Exercise description: For the material that follows, list every line containing the word "from".

Stored rows:

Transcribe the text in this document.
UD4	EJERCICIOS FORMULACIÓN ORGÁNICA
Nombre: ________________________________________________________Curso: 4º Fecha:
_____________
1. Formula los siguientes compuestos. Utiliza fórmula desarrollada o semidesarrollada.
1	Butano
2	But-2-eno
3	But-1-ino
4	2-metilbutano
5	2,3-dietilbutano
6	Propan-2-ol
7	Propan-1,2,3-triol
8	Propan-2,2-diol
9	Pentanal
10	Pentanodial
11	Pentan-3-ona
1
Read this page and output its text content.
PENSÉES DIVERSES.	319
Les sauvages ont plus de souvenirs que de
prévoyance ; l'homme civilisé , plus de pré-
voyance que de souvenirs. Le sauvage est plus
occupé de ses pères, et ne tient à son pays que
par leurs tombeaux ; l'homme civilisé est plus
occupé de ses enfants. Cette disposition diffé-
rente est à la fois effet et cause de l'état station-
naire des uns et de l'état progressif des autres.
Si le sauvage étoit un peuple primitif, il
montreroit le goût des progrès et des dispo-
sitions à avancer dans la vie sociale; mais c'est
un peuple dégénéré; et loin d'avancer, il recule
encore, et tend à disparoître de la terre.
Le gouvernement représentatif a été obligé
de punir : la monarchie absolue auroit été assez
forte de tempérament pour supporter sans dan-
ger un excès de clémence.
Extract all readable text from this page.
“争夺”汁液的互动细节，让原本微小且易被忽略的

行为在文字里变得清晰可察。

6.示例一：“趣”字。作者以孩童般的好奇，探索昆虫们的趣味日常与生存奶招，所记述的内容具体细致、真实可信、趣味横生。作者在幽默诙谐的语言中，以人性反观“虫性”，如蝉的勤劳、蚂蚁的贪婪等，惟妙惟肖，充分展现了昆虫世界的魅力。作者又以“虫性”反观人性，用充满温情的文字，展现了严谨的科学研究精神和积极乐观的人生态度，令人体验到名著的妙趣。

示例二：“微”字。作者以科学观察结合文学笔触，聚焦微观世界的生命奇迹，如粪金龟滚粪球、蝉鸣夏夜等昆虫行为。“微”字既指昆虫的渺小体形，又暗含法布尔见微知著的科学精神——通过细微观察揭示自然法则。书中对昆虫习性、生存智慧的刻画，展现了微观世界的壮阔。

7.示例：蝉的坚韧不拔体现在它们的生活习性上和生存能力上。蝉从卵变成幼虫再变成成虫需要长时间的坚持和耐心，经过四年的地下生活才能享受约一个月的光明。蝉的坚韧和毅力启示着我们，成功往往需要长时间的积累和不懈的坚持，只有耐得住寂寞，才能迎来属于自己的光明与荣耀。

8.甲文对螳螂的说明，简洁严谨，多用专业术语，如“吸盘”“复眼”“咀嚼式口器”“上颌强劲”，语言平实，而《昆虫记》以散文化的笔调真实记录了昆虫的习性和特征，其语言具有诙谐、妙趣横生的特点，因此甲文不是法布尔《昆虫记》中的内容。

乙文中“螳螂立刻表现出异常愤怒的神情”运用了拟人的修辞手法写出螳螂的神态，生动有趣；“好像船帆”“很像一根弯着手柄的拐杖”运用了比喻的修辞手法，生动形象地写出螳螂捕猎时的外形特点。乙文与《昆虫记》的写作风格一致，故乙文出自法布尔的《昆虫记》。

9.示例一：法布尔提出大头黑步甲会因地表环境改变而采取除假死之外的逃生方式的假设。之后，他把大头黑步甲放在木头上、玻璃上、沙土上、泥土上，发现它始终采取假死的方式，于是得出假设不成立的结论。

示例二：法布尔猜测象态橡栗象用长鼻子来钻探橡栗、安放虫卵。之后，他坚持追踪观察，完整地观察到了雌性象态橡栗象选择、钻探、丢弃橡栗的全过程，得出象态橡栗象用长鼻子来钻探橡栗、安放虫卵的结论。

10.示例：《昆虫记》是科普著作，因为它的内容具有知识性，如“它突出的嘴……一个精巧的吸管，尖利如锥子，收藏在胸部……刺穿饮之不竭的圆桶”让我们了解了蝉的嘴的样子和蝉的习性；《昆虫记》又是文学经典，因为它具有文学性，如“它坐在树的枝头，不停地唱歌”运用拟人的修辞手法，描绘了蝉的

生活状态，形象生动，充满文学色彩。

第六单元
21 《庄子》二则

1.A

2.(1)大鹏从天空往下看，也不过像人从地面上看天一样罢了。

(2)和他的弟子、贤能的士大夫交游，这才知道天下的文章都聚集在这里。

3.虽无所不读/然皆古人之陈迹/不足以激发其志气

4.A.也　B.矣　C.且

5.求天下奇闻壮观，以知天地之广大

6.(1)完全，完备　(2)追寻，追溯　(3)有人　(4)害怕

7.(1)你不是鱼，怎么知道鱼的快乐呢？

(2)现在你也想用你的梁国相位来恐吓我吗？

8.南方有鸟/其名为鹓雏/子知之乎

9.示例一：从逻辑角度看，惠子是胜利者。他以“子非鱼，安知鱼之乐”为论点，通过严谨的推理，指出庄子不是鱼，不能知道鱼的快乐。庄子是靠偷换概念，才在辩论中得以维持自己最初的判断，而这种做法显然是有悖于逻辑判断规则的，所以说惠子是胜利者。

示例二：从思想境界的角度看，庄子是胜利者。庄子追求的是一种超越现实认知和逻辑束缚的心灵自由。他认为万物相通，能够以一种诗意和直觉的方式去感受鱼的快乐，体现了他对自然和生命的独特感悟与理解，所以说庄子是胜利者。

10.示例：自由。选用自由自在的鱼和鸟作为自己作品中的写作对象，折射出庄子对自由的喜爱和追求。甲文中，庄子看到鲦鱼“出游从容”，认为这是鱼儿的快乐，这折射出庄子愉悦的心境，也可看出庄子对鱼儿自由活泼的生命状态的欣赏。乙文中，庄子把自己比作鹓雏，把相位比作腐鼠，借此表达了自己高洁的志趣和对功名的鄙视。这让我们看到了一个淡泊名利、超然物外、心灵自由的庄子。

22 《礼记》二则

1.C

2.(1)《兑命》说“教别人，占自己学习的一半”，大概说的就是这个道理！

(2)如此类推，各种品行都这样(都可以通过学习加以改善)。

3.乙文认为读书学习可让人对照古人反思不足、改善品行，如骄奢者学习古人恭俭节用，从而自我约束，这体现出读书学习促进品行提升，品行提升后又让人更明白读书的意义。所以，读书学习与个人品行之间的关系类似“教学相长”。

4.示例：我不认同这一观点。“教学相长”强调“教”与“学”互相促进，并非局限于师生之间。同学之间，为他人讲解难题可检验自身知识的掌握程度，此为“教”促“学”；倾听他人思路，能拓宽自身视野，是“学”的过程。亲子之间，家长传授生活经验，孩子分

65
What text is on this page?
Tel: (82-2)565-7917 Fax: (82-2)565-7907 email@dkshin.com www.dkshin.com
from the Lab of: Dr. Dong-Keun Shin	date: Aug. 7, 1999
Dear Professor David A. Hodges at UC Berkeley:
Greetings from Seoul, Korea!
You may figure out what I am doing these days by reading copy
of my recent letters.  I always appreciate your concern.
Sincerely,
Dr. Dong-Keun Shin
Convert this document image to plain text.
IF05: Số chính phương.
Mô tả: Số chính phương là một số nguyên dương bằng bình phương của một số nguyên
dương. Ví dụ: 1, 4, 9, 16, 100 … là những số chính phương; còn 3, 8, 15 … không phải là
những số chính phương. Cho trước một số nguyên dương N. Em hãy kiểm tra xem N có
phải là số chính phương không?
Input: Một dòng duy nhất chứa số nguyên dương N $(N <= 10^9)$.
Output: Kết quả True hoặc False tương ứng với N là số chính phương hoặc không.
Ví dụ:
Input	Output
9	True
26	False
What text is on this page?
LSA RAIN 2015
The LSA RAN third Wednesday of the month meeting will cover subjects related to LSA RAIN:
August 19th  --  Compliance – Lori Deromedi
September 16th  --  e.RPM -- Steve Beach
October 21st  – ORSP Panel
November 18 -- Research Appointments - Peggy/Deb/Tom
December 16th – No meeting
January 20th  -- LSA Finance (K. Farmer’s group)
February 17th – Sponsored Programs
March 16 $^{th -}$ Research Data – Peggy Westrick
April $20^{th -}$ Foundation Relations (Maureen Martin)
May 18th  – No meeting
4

Task response:
Extract all readable text from this page.
from the Lab of: Dr. Dong-Keun Shin	date: Aug. 7, 1999
Greetings from Seoul, Korea!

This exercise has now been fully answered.